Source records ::
□ □ □ □ □
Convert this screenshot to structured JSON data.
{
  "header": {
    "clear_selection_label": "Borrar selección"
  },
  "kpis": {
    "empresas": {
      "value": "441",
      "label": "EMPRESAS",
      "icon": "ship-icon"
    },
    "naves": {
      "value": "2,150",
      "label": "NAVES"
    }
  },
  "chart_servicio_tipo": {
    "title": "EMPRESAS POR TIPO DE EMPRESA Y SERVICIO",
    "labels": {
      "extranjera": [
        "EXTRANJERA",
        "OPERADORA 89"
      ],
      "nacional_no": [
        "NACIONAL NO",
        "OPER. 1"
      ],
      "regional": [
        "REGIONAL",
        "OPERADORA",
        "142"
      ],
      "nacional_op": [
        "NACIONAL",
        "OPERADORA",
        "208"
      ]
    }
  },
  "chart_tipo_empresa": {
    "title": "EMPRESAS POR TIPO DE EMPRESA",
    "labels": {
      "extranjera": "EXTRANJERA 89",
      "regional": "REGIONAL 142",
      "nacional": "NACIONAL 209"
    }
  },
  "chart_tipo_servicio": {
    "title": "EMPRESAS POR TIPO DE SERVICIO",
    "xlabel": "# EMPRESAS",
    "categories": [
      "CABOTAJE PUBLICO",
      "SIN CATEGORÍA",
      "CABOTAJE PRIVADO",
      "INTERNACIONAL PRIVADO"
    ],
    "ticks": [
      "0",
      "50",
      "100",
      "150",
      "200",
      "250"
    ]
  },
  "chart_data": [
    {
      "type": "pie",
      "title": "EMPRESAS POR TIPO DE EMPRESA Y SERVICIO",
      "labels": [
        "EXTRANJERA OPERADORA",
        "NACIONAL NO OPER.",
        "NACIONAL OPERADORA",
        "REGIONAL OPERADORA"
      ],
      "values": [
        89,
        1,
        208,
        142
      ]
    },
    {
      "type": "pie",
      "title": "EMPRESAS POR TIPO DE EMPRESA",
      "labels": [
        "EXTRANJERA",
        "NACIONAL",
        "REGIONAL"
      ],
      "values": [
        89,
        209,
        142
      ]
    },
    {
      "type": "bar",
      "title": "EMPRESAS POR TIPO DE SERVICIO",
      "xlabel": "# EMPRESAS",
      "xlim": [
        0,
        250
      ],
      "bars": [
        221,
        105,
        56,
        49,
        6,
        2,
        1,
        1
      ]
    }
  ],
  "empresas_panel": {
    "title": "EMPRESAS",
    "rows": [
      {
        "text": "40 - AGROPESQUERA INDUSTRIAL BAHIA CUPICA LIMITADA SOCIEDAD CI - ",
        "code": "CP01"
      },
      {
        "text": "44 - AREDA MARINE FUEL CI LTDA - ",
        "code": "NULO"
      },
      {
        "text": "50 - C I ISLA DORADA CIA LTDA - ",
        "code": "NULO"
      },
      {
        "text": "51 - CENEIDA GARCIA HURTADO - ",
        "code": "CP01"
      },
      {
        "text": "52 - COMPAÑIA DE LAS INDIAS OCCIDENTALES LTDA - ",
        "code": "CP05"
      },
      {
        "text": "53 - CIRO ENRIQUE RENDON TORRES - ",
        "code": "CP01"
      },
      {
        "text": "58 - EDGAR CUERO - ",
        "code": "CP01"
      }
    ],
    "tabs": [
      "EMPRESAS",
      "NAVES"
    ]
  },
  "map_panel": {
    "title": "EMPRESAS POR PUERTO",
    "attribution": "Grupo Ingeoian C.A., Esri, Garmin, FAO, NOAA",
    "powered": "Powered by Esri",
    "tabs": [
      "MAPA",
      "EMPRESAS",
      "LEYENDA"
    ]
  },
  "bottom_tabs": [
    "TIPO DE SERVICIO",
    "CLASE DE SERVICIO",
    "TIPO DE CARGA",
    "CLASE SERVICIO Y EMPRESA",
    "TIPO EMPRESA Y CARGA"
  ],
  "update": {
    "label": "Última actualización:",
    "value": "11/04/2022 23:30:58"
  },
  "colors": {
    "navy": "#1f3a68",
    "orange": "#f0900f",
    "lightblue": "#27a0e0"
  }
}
□ □ □ □ □
SET EXERCISE ::
Retype the listing. Match it exactly.

RESPONSE TO THE EXERCISE ::
Convert this screenshot to structured JSON data.
{
  "header": {
    "clear_selection_label": "Borrar selección"
  },
  "kpis": {
    "empresas": {
      "value": "441",
      "label": "EMPRESAS",
      "icon": "ship-icon"
    },
    "naves": {
      "value": "2,150",
      "label": "NAVES"
    }
  },
  "chart_servicio_tipo": {
    "title": "EMPRESAS POR TIPO DE EMPRESA Y SERVICIO",
    "labels": {
      "extranjera": [
        "EXTRANJERA",
        "OPERADORA 89"
      ],
      "nacional_no": [
        "NACIONAL NO",
        "OPER. 1"
      ],
      "regional": [
        "REGIONAL",
        "OPERADORA",
        "142"
      ],
      "nacional_op": [
        "NACIONAL",
        "OPERADORA",
        "208"
      ]
    }
  },
  "chart_tipo_empresa": {
    "title": "EMPRESAS POR TIPO DE EMPRESA",
    "labels": {
      "extranjera": "EXTRANJERA 89",
      "regional": "REGIONAL 142",
      "nacional": "NACIONAL 209"
    }
  },
  "chart_tipo_servicio": {
    "title": "EMPRESAS POR TIPO DE SERVICIO",
    "xlabel": "# EMPRESAS",
    "categories": [
      "CABOTAJE PUBLICO",
      "SIN CATEGORÍA",
      "CABOTAJE PRIVADO",
      "INTERNACIONAL PRIVADO"
    ],
    "ticks": [
      "0",
      "50",
      "100",
      "150",
      "200",
      "250"
    ]
  },
  "chart_data": [
    {
      "type": "pie",
      "title": "EMPRESAS POR TIPO DE EMPRESA Y SERVICIO",
      "labels": [
        "EXTRANJERA OPERADORA",
        "NACIONAL NO OPER.",
        "NACIONAL OPERADORA",
        "REGIONAL OPERADORA"
      ],
      "values": [
        89,
        1,
        208,
        142
      ]
    },
    {
      "type": "pie",
      "title": "EMPRESAS POR TIPO DE EMPRESA",
      "labels": [
        "EXTRANJERA",
        "NACIONAL",
        "REGIONAL"
      ],
      "values": [
        89,
        209,
        142
      ]
    },
    {
      "type": "bar",
      "title": "EMPRESAS POR TIPO DE SERVICIO",
      "xlabel": "# EMPRESAS",
      "xlim": [
        0,
        250
      ],
      "bars": [
        221,
        105,
        56,
        49,
        6,
        2,
        1,
        1
      ]
    }
  ],
  "empresas_panel": {
    "title": "EMPRESAS",
    "rows": [
      {
        "text": "40 - AGROPESQUERA INDUSTRIAL BAHIA CUPICA LIMITADA SOCIEDAD CI - ",
        "code": "CP01"
      },
      {
        "text": "44 - AREDA MARINE FUEL CI LTDA - ",
        "code": "NULO"
      },
      {
        "text": "50 - C I ISLA DORADA CIA LTDA - ",
        "code": "NULO"
      },
      {
        "text": "51 - CENEIDA GARCIA HURTADO - ",
        "code": "CP01"
      },
      {
        "text": "52 - COMPAÑIA DE LAS INDIAS OCCIDENTALES LTDA - ",
        "code": "CP05"
      },
      {
        "text": "53 - CIRO ENRIQUE RENDON TORRES - ",
        "code": "CP01"
      },
      {
        "text": "58 - EDGAR CUERO - ",
        "code": "CP01"
      }
    ],
    "tabs": [
      "EMPRESAS",
      "NAVES"
    ]
  },
  "map_panel": {
    "title": "EMPRESAS POR PUERTO",
    "attribution": "Grupo Ingeoian C.A., Esri, Garmin, FAO, NOAA",
    "powered": "Powered by Esri",
    "tabs": [
      "MAPA",
      "EMPRESAS",
      "LEYENDA"
    ]
  },
  "bottom_tabs": [
    "TIPO DE SERVICIO",
    "CLASE DE SERVICIO",
    "TIPO DE CARGA",
    "CLASE SERVICIO Y EMPRESA",
    "TIPO EMPRESA Y CARGA"
  ],
  "update": {
    "label": "Última actualización:",
    "value": "11/04/2022 23:30:58"
  },
  "colors": {
    "navy": "#1f3a68",
    "orange": "#f0900f",
    "lightblue": "#27a0e0"
  }
}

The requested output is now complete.